EXERCISE DESCRIPTION: Below is a block of data; give all of it again word for word.

----------

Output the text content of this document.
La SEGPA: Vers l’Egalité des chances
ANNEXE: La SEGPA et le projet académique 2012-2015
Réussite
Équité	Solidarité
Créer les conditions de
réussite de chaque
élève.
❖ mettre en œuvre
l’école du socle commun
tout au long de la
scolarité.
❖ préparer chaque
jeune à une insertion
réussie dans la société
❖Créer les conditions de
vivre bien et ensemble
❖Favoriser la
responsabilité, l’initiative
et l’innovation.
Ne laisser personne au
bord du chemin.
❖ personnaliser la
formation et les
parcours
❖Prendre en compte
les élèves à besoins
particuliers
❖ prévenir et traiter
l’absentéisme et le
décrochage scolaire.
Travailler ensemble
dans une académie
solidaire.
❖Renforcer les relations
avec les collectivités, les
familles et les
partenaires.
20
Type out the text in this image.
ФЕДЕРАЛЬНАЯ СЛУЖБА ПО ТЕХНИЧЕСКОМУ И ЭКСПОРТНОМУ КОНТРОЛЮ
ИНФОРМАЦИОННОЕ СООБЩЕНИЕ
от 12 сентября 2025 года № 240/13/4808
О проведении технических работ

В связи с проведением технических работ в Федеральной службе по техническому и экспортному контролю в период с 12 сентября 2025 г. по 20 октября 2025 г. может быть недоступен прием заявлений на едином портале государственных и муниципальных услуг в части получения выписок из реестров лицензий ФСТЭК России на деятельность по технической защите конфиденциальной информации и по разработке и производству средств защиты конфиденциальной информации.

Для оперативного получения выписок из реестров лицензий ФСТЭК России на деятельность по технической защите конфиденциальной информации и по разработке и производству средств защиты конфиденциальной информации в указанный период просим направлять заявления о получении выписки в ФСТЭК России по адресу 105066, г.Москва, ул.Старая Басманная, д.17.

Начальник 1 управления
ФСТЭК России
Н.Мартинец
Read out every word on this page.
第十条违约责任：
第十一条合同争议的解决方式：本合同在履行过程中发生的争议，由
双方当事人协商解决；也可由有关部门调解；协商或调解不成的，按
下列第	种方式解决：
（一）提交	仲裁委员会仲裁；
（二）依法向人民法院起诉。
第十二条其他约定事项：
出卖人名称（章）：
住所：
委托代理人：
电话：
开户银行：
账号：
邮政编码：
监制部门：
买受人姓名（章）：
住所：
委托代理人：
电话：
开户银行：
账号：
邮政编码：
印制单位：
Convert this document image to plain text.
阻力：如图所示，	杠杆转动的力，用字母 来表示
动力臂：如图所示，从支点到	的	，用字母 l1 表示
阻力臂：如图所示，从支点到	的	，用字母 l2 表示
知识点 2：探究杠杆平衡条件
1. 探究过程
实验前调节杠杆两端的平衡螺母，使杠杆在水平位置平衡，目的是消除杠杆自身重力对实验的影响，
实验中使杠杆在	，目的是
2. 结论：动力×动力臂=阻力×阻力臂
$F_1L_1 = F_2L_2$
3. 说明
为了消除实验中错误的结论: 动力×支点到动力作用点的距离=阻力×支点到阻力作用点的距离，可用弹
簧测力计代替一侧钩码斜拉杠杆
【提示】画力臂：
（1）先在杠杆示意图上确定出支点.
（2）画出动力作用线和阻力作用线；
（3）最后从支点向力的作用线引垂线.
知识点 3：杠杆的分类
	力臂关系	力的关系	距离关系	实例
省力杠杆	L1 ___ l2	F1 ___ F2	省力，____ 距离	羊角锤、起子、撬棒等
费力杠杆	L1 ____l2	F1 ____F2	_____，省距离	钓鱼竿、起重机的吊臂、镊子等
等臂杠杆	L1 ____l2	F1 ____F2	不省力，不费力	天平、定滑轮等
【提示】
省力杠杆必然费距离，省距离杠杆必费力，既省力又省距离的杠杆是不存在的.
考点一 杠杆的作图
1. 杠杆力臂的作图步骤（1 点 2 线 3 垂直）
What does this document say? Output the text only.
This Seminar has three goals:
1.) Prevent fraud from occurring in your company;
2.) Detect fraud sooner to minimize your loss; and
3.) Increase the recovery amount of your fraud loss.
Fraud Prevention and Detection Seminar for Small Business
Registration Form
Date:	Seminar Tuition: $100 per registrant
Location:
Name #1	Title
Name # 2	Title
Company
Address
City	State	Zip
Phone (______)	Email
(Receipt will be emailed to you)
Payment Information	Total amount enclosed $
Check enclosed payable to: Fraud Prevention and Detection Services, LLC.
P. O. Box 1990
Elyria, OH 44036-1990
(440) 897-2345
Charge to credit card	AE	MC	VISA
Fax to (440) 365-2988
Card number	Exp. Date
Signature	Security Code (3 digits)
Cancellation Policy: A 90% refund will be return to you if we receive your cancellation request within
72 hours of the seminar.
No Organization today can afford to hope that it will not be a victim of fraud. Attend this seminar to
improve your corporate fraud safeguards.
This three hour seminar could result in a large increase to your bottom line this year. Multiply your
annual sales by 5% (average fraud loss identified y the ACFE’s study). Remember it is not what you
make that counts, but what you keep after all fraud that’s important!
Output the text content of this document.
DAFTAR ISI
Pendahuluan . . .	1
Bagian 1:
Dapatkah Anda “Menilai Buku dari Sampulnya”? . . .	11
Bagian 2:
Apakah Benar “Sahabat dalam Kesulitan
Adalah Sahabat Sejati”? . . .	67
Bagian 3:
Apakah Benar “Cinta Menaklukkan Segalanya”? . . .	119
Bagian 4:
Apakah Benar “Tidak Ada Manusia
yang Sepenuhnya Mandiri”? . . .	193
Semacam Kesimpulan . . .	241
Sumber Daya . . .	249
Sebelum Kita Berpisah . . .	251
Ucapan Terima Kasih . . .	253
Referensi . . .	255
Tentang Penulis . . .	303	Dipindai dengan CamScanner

----------

EXERCISE SOLUTION:
Output the text content of this document.
La SEGPA: Vers l’Egalité des chances
ANNEXE: La SEGPA et le projet académique 2012-2015
Réussite
Équité	Solidarité
Créer les conditions de
réussite de chaque
élève.
❖ mettre en œuvre
l’école du socle commun
tout au long de la
scolarité.
❖ préparer chaque
jeune à une insertion
réussie dans la société
❖Créer les conditions de
vivre bien et ensemble
❖Favoriser la
responsabilité, l’initiative
et l’innovation.
Ne laisser personne au
bord du chemin.
❖ personnaliser la
formation et les
parcours
❖Prendre en compte
les élèves à besoins
particuliers
❖ prévenir et traiter
l’absentéisme et le
décrochage scolaire.
Travailler ensemble
dans une académie
solidaire.
❖Renforcer les relations
avec les collectivités, les
familles et les
partenaires.
20
Type out the text in this image.
ФЕДЕРАЛЬНАЯ СЛУЖБА ПО ТЕХНИЧЕСКОМУ И ЭКСПОРТНОМУ КОНТРОЛЮ
ИНФОРМАЦИОННОЕ СООБЩЕНИЕ
от 12 сентября 2025 года № 240/13/4808
О проведении технических работ

В связи с проведением технических работ в Федеральной службе по техническому и экспортному контролю в период с 12 сентября 2025 г. по 20 октября 2025 г. может быть недоступен прием заявлений на едином портале государственных и муниципальных услуг в части получения выписок из реестров лицензий ФСТЭК России на деятельность по технической защите конфиденциальной информации и по разработке и производству средств защиты конфиденциальной информации.

Для оперативного получения выписок из реестров лицензий ФСТЭК России на деятельность по технической защите конфиденциальной информации и по разработке и производству средств защиты конфиденциальной информации в указанный период просим направлять заявления о получении выписки в ФСТЭК России по адресу 105066, г.Москва, ул.Старая Басманная, д.17.

Начальник 1 управления
ФСТЭК России
Н.Мартинец
Read out every word on this page.
第十条违约责任：
第十一条合同争议的解决方式：本合同在履行过程中发生的争议，由
双方当事人协商解决；也可由有关部门调解；协商或调解不成的，按
下列第	种方式解决：
（一）提交	仲裁委员会仲裁；
（二）依法向人民法院起诉。
第十二条其他约定事项：
出卖人名称（章）：
住所：
委托代理人：
电话：
开户银行：
账号：
邮政编码：
监制部门：
买受人姓名（章）：
住所：
委托代理人：
电话：
开户银行：
账号：
邮政编码：
印制单位：
Convert this document image to plain text.
阻力：如图所示，	杠杆转动的力，用字母 来表示
动力臂：如图所示，从支点到	的	，用字母 l1 表示
阻力臂：如图所示，从支点到	的	，用字母 l2 表示
知识点 2：探究杠杆平衡条件
1. 探究过程
实验前调节杠杆两端的平衡螺母，使杠杆在水平位置平衡，目的是消除杠杆自身重力对实验的影响，
实验中使杠杆在	，目的是
2. 结论：动力×动力臂=阻力×阻力臂
$F_1L_1 = F_2L_2$
3. 说明
为了消除实验中错误的结论: 动力×支点到动力作用点的距离=阻力×支点到阻力作用点的距离，可用弹
簧测力计代替一侧钩码斜拉杠杆
【提示】画力臂：
（1）先在杠杆示意图上确定出支点.
（2）画出动力作用线和阻力作用线；
（3）最后从支点向力的作用线引垂线.
知识点 3：杠杆的分类
	力臂关系	力的关系	距离关系	实例
省力杠杆	L1 ___ l2	F1 ___ F2	省力，____ 距离	羊角锤、起子、撬棒等
费力杠杆	L1 ____l2	F1 ____F2	_____，省距离	钓鱼竿、起重机的吊臂、镊子等
等臂杠杆	L1 ____l2	F1 ____F2	不省力，不费力	天平、定滑轮等
【提示】
省力杠杆必然费距离，省距离杠杆必费力，既省力又省距离的杠杆是不存在的.
考点一 杠杆的作图
1. 杠杆力臂的作图步骤（1 点 2 线 3 垂直）
What does this document say? Output the text only.
This Seminar has three goals:
1.) Prevent fraud from occurring in your company;
2.) Detect fraud sooner to minimize your loss; and
3.) Increase the recovery amount of your fraud loss.
Fraud Prevention and Detection Seminar for Small Business
Registration Form
Date:	Seminar Tuition: $100 per registrant
Location:
Name #1	Title
Name # 2	Title
Company
Address
City	State	Zip
Phone (______)	Email
(Receipt will be emailed to you)
Payment Information	Total amount enclosed $
Check enclosed payable to: Fraud Prevention and Detection Services, LLC.
P. O. Box 1990
Elyria, OH 44036-1990
(440) 897-2345
Charge to credit card	AE	MC	VISA
Fax to (440) 365-2988
Card number	Exp. Date
Signature	Security Code (3 digits)
Cancellation Policy: A 90% refund will be return to you if we receive your cancellation request within
72 hours of the seminar.
No Organization today can afford to hope that it will not be a victim of fraud. Attend this seminar to
improve your corporate fraud safeguards.
This three hour seminar could result in a large increase to your bottom line this year. Multiply your
annual sales by 5% (average fraud loss identified y the ACFE’s study). Remember it is not what you
make that counts, but what you keep after all fraud that’s important!
Output the text content of this document.
DAFTAR ISI
Pendahuluan . . .	1
Bagian 1:
Dapatkah Anda “Menilai Buku dari Sampulnya”? . . .	11
Bagian 2:
Apakah Benar “Sahabat dalam Kesulitan
Adalah Sahabat Sejati”? . . .	67
Bagian 3:
Apakah Benar “Cinta Menaklukkan Segalanya”? . . .	119
Bagian 4:
Apakah Benar “Tidak Ada Manusia
yang Sepenuhnya Mandiri”? . . .	193
Semacam Kesimpulan . . .	241
Sumber Daya . . .	249
Sebelum Kita Berpisah . . .	251
Ucapan Terima Kasih . . .	253
Referensi . . .	255
Tentang Penulis . . .	303	Dipindai dengan CamScanner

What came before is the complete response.